* [What the task asks]:
Collect all lines below with the string "core".

(Figure record extracts)
* Begin *

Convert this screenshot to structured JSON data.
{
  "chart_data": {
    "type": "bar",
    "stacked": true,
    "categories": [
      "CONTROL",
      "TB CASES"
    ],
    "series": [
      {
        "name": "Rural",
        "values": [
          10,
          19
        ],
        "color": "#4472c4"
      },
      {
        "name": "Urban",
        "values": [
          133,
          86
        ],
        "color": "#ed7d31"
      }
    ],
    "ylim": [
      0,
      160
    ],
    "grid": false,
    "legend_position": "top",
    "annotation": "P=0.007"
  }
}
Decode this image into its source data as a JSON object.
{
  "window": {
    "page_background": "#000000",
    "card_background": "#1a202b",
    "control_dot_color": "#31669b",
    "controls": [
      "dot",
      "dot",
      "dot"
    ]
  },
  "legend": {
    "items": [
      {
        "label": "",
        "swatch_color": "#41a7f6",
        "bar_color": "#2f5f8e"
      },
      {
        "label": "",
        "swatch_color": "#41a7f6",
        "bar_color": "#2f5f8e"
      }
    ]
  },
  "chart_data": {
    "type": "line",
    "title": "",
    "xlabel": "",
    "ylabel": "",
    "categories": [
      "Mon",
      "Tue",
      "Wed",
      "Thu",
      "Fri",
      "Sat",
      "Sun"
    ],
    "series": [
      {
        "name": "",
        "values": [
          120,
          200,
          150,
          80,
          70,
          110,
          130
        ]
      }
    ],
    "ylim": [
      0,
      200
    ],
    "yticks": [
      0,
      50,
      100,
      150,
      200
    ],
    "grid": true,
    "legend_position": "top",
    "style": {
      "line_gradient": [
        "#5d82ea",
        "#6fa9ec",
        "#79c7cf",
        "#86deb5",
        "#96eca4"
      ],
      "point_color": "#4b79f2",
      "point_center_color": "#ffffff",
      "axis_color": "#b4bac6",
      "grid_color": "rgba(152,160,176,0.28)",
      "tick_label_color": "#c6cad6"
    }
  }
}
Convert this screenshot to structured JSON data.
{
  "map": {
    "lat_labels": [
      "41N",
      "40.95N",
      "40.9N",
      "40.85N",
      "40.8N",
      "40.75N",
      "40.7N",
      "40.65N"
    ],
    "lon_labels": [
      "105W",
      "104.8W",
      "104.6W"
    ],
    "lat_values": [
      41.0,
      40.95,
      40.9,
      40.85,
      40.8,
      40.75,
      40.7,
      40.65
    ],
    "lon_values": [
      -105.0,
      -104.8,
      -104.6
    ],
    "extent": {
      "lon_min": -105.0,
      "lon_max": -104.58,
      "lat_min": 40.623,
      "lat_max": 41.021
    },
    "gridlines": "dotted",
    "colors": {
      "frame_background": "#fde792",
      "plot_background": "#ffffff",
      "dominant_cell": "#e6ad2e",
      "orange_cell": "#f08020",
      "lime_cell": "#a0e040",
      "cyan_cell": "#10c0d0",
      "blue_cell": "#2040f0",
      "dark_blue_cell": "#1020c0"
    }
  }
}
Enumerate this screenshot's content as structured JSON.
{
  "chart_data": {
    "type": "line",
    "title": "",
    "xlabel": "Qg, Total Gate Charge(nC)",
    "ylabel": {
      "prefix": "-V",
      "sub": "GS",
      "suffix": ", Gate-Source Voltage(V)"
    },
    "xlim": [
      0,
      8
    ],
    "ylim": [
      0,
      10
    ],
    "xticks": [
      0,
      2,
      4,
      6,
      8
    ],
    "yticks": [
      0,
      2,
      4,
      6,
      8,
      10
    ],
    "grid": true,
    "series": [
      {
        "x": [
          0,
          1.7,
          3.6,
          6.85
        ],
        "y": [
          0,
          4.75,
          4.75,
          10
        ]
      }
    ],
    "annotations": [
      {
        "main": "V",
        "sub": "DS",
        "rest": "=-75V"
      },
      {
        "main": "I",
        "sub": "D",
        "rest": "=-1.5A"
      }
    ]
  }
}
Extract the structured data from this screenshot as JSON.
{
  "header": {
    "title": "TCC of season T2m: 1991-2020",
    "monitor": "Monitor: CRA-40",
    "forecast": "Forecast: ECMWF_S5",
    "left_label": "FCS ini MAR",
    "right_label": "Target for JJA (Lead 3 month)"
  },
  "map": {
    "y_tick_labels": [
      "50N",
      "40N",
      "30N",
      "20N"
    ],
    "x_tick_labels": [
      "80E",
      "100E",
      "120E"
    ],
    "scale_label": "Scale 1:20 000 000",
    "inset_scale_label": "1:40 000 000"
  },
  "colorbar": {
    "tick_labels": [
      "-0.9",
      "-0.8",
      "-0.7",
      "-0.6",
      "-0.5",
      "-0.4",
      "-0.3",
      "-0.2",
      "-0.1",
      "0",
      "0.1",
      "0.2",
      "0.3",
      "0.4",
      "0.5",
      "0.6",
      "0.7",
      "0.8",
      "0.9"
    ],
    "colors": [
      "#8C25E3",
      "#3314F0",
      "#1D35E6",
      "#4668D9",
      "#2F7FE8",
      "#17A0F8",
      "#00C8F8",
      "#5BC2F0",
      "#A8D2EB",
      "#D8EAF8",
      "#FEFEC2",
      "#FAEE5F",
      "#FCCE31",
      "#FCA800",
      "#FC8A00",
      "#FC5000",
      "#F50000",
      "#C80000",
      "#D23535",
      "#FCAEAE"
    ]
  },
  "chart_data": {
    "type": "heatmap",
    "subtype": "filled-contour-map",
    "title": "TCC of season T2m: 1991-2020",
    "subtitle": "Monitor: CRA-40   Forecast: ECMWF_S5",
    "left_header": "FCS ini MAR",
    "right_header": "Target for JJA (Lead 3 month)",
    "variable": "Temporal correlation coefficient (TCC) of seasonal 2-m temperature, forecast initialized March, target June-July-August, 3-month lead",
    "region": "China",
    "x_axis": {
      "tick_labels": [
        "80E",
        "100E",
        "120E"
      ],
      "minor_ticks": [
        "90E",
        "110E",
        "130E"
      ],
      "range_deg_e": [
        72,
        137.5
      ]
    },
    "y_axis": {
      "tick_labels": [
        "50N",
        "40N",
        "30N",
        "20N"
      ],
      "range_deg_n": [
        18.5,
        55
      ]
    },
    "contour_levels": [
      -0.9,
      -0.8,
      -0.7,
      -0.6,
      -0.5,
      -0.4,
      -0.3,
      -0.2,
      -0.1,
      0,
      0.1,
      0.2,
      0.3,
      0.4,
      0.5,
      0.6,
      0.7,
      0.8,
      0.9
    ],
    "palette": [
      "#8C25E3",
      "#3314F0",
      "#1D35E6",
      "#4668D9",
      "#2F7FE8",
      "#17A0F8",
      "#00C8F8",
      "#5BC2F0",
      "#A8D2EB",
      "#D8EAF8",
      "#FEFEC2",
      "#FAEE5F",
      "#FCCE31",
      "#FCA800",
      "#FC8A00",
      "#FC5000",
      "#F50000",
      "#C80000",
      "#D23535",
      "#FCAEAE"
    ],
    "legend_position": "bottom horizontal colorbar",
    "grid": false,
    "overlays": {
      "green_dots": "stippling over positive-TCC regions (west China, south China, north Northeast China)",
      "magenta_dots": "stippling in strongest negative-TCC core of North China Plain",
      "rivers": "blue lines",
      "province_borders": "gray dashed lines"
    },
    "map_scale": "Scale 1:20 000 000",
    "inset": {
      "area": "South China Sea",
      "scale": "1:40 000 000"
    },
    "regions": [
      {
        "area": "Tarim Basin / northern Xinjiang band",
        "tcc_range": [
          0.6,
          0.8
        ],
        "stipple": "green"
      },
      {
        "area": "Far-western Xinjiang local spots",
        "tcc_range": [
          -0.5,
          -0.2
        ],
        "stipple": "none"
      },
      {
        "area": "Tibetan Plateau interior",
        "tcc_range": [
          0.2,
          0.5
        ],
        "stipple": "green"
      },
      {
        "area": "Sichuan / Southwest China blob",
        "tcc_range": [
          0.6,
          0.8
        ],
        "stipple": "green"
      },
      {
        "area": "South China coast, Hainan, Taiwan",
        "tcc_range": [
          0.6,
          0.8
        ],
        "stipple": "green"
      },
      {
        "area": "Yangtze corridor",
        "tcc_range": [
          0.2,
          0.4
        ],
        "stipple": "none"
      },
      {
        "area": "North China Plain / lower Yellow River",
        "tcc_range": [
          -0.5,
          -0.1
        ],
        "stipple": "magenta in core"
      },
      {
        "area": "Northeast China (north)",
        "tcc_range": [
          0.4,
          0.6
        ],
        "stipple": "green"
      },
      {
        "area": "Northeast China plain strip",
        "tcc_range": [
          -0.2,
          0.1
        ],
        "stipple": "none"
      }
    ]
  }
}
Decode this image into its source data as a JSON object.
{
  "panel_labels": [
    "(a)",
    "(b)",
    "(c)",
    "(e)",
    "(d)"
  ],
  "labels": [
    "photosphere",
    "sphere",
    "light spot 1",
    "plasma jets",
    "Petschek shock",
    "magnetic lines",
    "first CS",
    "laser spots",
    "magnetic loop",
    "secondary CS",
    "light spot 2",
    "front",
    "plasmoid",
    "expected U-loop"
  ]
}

* End *

* [Result for this task]:
      "magenta_dots": "stippling in strongest negative-TCC core of North China Plain",
        "stipple": "magenta in core"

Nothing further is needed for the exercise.